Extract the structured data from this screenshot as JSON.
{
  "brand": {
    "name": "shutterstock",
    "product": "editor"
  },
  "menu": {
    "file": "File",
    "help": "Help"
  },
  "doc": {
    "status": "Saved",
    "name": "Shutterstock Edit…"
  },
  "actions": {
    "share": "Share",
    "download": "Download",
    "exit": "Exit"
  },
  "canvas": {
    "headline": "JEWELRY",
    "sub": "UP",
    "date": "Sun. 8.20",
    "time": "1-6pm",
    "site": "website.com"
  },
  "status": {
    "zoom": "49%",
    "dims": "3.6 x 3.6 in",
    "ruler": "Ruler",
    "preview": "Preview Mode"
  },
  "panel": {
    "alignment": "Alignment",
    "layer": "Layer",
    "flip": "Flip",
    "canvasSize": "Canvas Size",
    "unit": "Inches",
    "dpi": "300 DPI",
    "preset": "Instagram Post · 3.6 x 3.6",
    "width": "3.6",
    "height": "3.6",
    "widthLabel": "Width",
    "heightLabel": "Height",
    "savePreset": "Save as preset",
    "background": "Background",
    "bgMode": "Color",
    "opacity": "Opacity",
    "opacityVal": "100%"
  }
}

What to do: In the entries above, count every line containing the word "preset". Write only the total.

Exercise response: 2